■ **To be done**:
Extract every line of the material that holds the string "отдела".

■ **Stored records**:
-- Start --

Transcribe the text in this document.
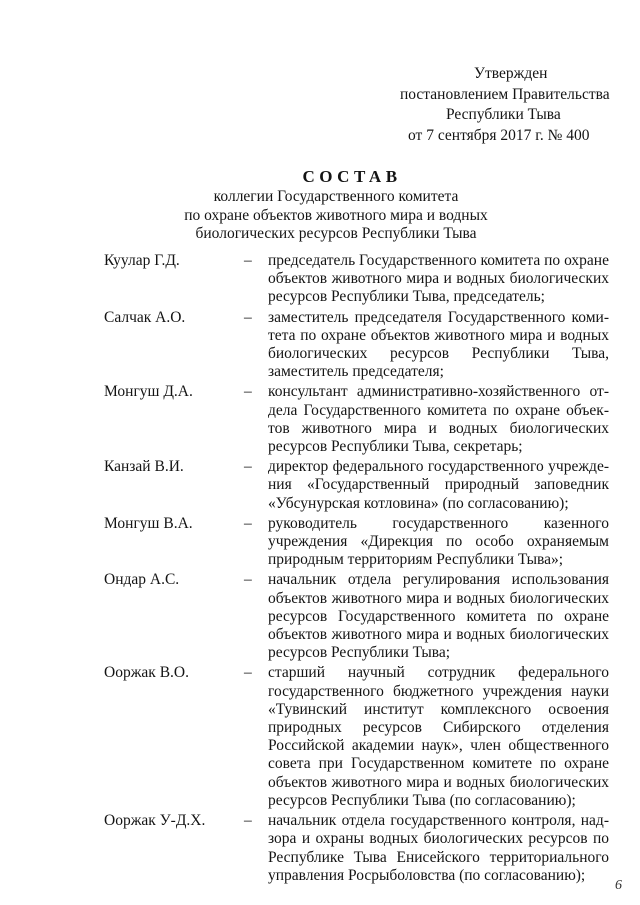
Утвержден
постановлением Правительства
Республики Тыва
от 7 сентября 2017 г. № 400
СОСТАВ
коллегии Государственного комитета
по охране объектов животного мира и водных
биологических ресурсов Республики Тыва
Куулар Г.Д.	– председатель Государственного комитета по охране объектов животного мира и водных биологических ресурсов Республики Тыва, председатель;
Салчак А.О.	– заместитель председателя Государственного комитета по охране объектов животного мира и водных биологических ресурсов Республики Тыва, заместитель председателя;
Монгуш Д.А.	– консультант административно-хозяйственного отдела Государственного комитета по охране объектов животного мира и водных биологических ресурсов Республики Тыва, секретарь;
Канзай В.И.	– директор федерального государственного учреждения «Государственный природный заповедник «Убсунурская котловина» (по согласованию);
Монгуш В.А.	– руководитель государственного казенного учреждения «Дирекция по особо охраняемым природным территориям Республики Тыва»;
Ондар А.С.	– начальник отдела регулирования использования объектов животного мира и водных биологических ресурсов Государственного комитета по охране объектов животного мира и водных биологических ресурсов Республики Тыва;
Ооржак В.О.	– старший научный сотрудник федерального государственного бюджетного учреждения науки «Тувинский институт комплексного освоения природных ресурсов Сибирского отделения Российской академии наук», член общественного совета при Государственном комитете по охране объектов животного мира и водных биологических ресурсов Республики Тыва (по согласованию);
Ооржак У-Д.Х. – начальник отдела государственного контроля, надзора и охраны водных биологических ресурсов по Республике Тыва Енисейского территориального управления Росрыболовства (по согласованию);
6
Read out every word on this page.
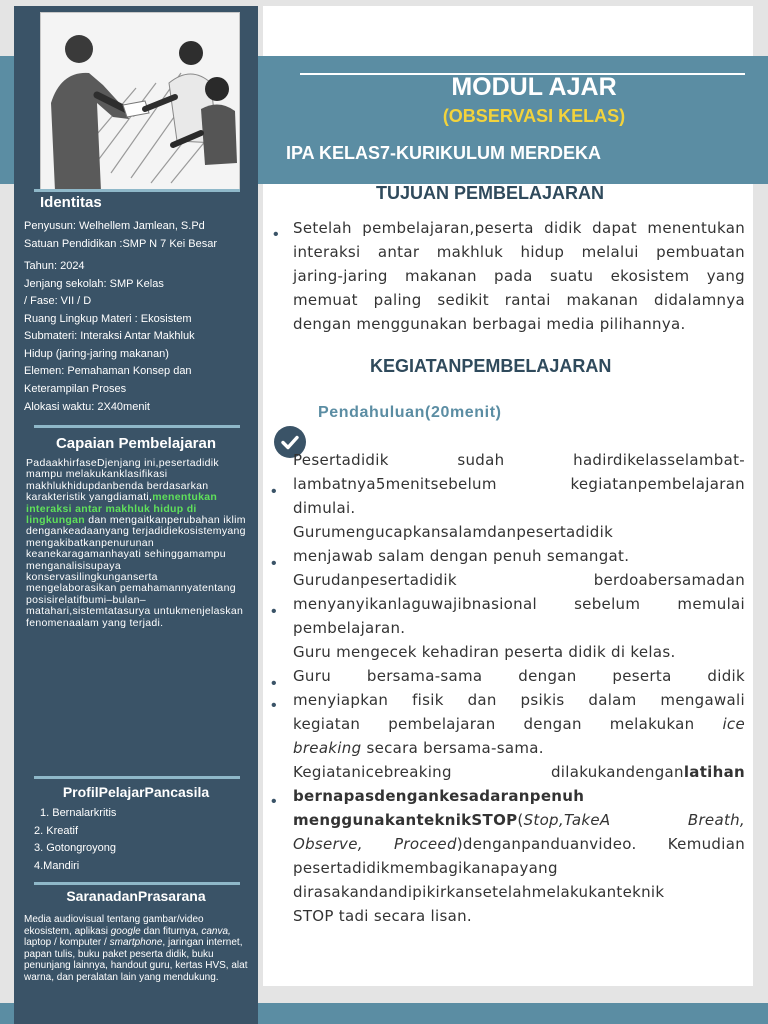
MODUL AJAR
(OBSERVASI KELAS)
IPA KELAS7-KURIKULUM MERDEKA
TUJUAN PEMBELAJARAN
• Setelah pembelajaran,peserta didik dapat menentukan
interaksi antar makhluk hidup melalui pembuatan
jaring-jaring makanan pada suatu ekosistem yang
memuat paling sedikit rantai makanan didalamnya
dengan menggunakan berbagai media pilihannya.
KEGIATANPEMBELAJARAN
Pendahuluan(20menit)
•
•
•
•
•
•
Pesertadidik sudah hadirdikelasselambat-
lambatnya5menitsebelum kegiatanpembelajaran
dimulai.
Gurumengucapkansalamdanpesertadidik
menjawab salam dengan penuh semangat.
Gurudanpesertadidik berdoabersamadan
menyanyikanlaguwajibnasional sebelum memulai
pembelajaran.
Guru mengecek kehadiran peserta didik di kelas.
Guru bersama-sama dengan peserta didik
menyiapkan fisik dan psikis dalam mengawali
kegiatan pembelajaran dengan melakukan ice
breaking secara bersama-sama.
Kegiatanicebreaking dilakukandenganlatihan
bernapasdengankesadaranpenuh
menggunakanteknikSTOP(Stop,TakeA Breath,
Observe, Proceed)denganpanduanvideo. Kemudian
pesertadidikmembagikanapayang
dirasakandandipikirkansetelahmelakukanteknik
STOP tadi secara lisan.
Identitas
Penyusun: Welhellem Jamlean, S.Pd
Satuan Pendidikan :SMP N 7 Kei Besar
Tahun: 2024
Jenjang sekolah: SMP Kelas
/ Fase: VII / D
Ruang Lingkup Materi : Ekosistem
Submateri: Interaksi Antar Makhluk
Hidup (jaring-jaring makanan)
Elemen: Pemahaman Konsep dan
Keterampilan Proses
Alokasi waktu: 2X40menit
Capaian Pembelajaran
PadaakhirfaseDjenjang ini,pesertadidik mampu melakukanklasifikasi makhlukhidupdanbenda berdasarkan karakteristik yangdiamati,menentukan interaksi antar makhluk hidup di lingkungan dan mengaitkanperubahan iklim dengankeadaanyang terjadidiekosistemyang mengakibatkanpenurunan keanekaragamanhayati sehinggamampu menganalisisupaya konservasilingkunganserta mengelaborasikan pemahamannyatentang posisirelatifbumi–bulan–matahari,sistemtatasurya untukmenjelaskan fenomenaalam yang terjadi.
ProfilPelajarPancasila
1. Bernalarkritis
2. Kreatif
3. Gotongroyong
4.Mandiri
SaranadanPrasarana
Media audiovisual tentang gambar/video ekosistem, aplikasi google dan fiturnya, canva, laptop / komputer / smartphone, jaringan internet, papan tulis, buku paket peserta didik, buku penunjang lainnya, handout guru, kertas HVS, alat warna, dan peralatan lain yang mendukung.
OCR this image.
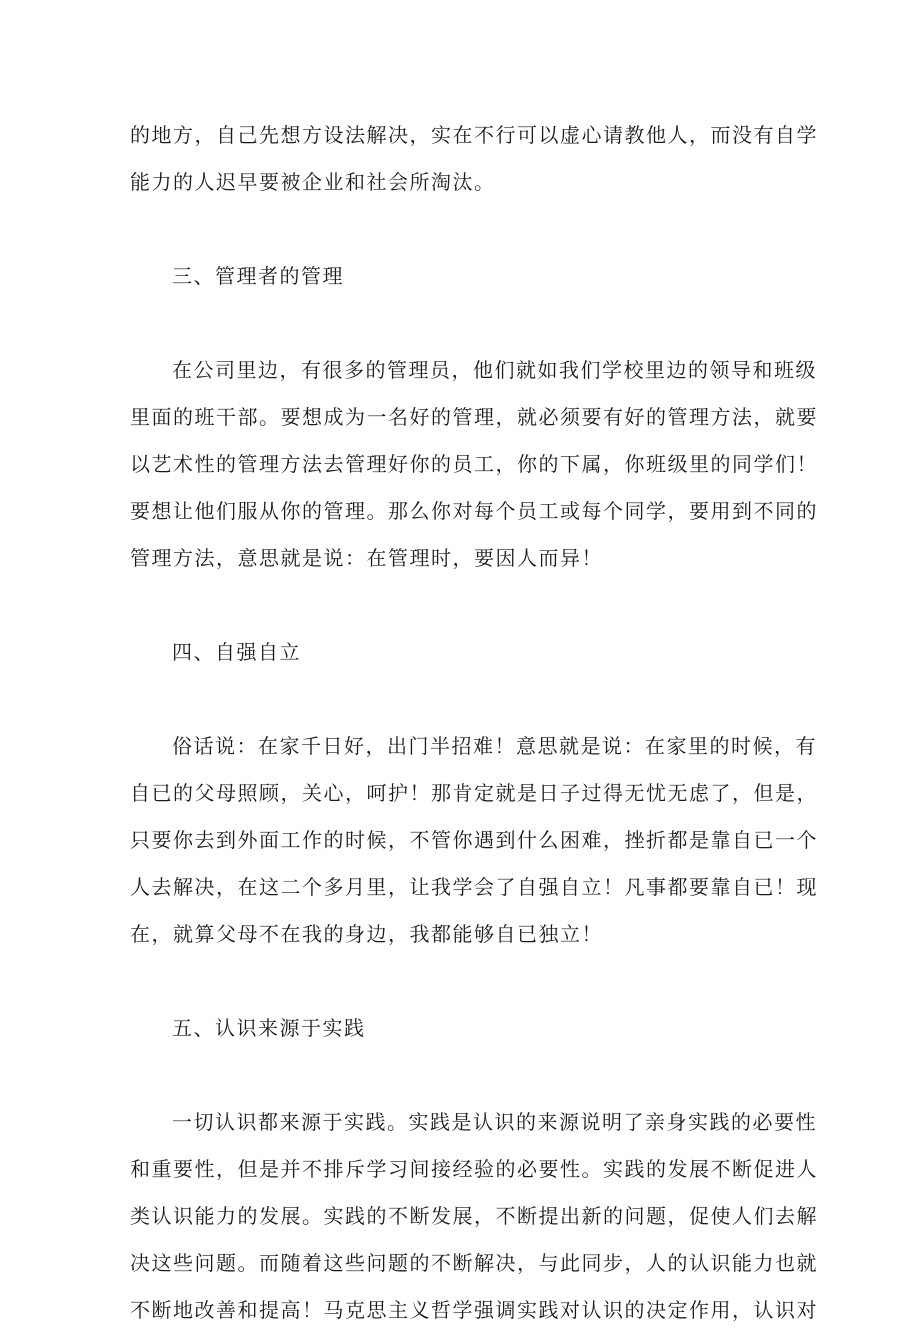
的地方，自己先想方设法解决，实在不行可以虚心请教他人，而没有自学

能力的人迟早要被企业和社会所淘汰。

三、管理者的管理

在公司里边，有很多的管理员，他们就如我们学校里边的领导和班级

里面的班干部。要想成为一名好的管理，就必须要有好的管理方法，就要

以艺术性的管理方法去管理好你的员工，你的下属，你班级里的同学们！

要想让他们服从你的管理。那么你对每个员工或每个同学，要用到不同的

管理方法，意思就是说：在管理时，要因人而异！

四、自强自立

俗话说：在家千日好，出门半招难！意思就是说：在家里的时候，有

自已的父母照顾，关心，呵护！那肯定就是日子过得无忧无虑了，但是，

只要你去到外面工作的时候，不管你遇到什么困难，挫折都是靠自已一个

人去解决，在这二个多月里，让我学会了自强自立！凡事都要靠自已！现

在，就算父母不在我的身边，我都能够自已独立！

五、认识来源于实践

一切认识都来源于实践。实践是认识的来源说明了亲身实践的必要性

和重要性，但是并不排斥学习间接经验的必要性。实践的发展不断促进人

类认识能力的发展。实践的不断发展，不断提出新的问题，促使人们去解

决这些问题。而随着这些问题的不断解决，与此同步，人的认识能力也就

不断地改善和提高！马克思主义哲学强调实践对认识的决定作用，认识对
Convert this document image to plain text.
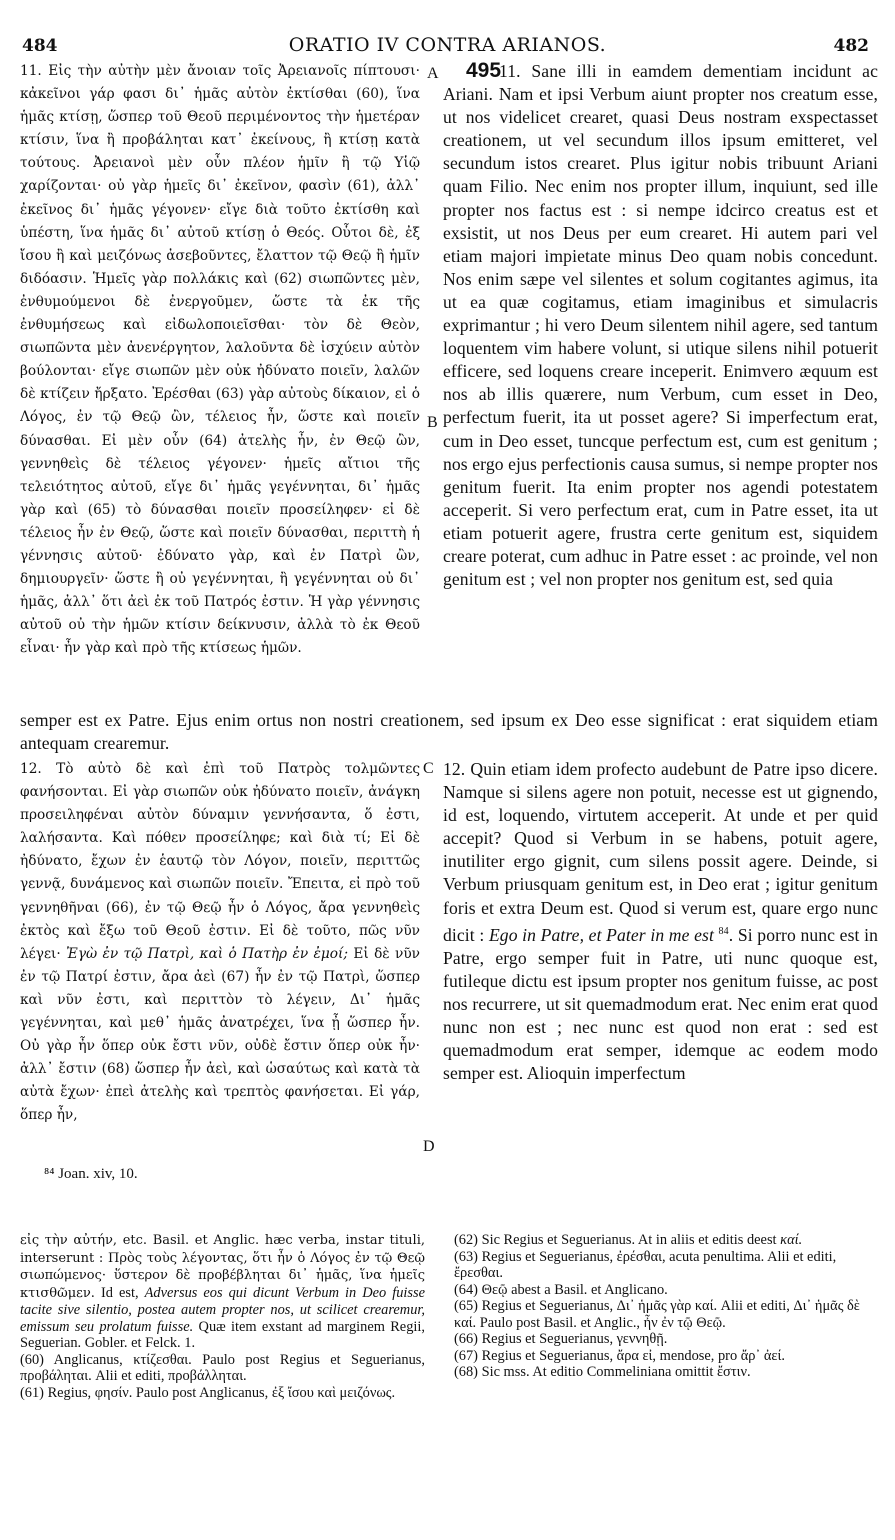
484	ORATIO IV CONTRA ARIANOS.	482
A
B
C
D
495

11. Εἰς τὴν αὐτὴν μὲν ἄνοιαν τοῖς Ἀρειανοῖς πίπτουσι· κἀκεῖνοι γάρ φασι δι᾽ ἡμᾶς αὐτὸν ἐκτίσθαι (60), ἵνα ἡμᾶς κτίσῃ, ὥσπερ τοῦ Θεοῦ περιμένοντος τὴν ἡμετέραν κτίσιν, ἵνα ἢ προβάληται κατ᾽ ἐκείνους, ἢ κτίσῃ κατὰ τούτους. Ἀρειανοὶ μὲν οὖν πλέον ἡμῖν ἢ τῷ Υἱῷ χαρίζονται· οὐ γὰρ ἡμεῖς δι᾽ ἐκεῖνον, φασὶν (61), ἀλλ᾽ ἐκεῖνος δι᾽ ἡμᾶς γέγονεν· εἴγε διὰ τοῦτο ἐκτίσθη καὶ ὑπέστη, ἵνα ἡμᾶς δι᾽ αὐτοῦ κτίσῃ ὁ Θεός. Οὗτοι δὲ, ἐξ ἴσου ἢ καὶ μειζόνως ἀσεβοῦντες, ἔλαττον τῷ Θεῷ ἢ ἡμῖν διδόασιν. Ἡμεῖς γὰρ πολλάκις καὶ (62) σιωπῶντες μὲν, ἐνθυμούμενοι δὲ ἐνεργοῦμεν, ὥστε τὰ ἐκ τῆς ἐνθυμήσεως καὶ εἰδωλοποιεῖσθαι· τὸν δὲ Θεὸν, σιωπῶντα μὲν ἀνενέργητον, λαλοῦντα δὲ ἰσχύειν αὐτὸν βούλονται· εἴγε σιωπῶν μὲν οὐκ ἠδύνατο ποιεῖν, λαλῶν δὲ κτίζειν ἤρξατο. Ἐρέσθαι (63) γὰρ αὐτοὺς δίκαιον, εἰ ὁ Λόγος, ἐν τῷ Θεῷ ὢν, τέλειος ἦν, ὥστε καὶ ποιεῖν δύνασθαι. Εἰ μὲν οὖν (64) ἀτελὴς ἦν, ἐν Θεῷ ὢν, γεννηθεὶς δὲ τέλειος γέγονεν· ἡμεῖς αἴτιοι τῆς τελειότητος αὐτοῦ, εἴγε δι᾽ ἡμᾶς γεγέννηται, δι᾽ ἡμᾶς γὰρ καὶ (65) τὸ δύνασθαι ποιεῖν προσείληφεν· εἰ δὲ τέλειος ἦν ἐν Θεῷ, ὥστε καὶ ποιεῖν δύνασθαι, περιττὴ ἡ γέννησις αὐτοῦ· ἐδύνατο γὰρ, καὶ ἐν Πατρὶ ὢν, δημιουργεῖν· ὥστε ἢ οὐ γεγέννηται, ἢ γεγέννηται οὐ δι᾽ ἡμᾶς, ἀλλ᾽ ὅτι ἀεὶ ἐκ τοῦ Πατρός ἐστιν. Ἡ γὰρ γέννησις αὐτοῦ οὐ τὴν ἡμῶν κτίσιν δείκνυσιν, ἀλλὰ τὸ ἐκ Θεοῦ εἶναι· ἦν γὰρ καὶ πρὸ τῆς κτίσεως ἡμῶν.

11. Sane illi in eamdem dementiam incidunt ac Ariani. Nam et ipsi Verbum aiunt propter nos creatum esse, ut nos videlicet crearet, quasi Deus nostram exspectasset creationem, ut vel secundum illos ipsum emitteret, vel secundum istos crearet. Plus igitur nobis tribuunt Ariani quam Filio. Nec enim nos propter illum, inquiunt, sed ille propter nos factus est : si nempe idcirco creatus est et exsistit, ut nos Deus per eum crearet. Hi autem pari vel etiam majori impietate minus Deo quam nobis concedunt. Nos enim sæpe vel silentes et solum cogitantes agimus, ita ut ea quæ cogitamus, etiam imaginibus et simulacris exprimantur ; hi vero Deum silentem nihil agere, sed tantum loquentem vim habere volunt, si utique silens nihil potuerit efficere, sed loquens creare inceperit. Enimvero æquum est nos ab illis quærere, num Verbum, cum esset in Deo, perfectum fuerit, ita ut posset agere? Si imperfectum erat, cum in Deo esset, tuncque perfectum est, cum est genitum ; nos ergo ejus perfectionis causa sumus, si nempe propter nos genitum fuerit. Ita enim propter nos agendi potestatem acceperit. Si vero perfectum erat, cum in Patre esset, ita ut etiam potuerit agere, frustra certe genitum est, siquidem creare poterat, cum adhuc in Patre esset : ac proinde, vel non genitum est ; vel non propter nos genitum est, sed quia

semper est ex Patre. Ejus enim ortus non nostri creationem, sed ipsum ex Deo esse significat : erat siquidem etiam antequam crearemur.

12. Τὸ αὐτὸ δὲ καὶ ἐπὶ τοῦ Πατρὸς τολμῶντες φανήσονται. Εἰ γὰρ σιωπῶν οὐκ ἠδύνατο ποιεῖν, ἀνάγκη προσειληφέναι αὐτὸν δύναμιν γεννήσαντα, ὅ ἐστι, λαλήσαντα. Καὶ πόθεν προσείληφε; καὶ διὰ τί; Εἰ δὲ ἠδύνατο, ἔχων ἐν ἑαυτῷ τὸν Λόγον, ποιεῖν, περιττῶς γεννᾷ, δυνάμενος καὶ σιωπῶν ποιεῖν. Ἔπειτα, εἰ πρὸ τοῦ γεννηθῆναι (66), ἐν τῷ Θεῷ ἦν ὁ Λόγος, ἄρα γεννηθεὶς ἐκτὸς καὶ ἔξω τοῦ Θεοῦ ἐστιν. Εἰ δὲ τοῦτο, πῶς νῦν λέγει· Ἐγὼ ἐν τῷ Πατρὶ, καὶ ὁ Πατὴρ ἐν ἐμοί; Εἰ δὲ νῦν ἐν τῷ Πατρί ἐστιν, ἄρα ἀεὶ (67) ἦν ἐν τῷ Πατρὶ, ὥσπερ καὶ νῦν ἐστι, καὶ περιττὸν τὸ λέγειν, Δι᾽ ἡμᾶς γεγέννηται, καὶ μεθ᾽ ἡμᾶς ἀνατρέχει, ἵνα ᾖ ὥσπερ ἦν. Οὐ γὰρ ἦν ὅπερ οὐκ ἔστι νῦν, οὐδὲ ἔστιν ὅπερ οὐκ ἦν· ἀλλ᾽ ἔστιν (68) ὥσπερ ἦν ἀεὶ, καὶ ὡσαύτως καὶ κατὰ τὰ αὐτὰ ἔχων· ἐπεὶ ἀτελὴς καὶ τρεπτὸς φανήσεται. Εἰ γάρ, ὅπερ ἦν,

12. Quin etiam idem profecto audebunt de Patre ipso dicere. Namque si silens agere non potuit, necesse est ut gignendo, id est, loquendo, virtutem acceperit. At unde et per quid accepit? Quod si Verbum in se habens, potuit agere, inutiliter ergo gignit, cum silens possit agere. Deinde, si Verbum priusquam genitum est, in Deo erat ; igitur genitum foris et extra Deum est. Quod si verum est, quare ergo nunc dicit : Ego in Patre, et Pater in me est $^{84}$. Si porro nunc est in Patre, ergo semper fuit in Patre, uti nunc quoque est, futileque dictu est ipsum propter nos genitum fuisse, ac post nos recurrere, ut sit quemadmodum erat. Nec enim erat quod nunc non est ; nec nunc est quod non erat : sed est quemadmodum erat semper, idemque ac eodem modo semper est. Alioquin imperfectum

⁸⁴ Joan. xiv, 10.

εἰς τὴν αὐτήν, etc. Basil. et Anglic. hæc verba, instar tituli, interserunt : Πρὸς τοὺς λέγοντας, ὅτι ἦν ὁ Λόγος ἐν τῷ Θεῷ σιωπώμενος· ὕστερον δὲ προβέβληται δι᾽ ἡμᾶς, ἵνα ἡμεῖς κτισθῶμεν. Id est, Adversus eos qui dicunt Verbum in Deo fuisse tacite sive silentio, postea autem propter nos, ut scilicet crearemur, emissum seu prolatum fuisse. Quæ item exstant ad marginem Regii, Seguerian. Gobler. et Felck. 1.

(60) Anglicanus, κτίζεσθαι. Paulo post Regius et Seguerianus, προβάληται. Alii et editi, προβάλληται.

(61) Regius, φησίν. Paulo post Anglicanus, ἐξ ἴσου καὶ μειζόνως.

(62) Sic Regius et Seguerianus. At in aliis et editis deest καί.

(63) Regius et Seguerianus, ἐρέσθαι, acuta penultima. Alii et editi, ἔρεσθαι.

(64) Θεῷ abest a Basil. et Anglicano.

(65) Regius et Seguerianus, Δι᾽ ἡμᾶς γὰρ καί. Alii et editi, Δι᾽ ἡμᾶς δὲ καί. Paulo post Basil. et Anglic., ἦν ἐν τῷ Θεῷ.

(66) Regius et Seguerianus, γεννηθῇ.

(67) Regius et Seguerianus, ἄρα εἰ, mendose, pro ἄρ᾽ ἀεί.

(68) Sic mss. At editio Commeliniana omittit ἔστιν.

-- End --

■ **Answer to the exercise**:
Монгуш Д.А.	– консультант административно-хозяйственного отдела Государственного комитета по охране объектов животного мира и водных биологических ресурсов Республики Тыва, секретарь;
Ондар А.С.	– начальник отдела регулирования использования объектов животного мира и водных биологических ресурсов Государственного комитета по охране объектов животного мира и водных биологических ресурсов Республики Тыва;
Ооржак У-Д.Х. – начальник отдела государственного контроля, надзора и охраны водных биологических ресурсов по Республике Тыва Енисейского территориального управления Росрыболовства (по согласованию);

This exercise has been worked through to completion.